Data excerpts:
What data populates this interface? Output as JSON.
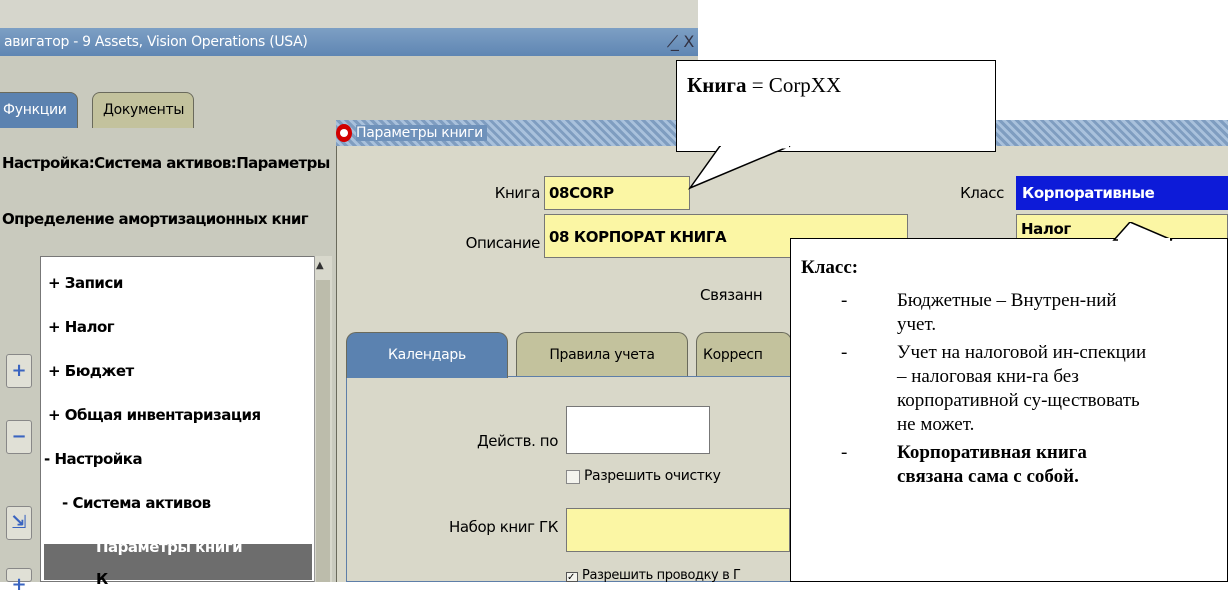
{
  "navigator": {
    "title": "авигатор - 9 Assets, Vision Operations (USA)",
    "controls": "_̸ X",
    "tabs": [
      "Функции",
      "Документы"
    ],
    "path": "Настройка:Система активов:Параметры",
    "subtitle": "Определение амортизационных книг",
    "tree": [
      "+ Записи",
      "+ Налог",
      "+ Бюджет",
      "+ Общая инвентаризация",
      "- Настройка",
      "- Система активов",
      "Параметры книги",
      "К"
    ],
    "side_buttons": [
      "+",
      "−",
      "⇲",
      "+"
    ]
  },
  "book_params": {
    "title": "Параметры книги",
    "book_label": "Книга",
    "book_value": "08CORP",
    "description_label": "Описание",
    "description_value": "08 КОРПОРАТ КНИГА",
    "class_label": "Класс",
    "class_value": "Корпоративные",
    "class_option2": "Налог",
    "associated_label": "Связанн",
    "tabs": [
      "Календарь",
      "Правила учета",
      "Корресп"
    ],
    "effective_label": "Действ. по",
    "effective_value": "",
    "allow_purge_label": "Разрешить очистку",
    "gl_set_label": "Набор книг ГК",
    "gl_set_value": "",
    "allow_posting_label": "Разрешить проводку в Г"
  },
  "callouts": {
    "book_bold": "Книга",
    "book_rest": " = CorpXX",
    "class_title": "Класс:",
    "class_items": [
      "Бюджетные – Внутрен-ний учет.",
      "Учет на налоговой ин-спекции – налоговая кни-га без корпоративной су-ществовать не может.",
      "Корпоративная книга связана сама с собой."
    ]
  }
}
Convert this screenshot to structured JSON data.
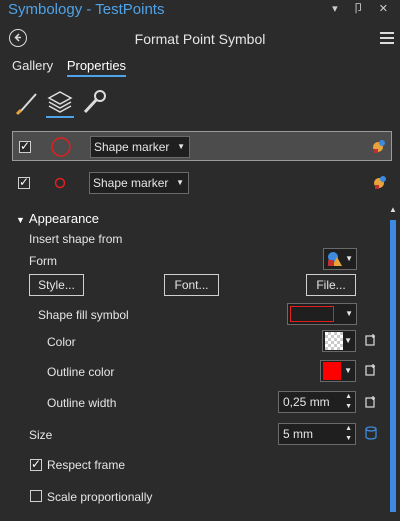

■ Work required:
Every line is to be duplicated exactly, though pictures stay out.

■ Written reply:
What data populates this interface? Output as JSON.
{
  "navigator": {
    "title": "авигатор - 9 Assets, Vision Operations (USA)",
    "controls": "_̸ X",
    "tabs": [
      "Функции",
      "Документы"
    ],
    "path": "Настройка:Система активов:Параметры",
    "subtitle": "Определение амортизационных книг",
    "tree": [
      "+ Записи",
      "+ Налог",
      "+ Бюджет",
      "+ Общая инвентаризация",
      "- Настройка",
      "- Система активов",
      "Параметры книги",
      "К"
    ],
    "side_buttons": [
      "+",
      "−",
      "⇲",
      "+"
    ]
  },
  "book_params": {
    "title": "Параметры книги",
    "book_label": "Книга",
    "book_value": "08CORP",
    "description_label": "Описание",
    "description_value": "08 КОРПОРАТ КНИГА",
    "class_label": "Класс",
    "class_value": "Корпоративные",
    "class_option2": "Налог",
    "associated_label": "Связанн",
    "tabs": [
      "Календарь",
      "Правила учета",
      "Корресп"
    ],
    "effective_label": "Действ. по",
    "effective_value": "",
    "allow_purge_label": "Разрешить очистку",
    "gl_set_label": "Набор книг ГК",
    "gl_set_value": "",
    "allow_posting_label": "Разрешить проводку в Г"
  },
  "callouts": {
    "book_bold": "Книга",
    "book_rest": " = CorpXX",
    "class_title": "Класс:",
    "class_items": [
      "Бюджетные – Внутрен-ний учет.",
      "Учет на налоговой ин-спекции – налоговая кни-га без корпоративной су-ществовать не может.",
      "Корпоративная книга связана сама с собой."
    ]
  }
}
Convert this screenshot to structured JSON data.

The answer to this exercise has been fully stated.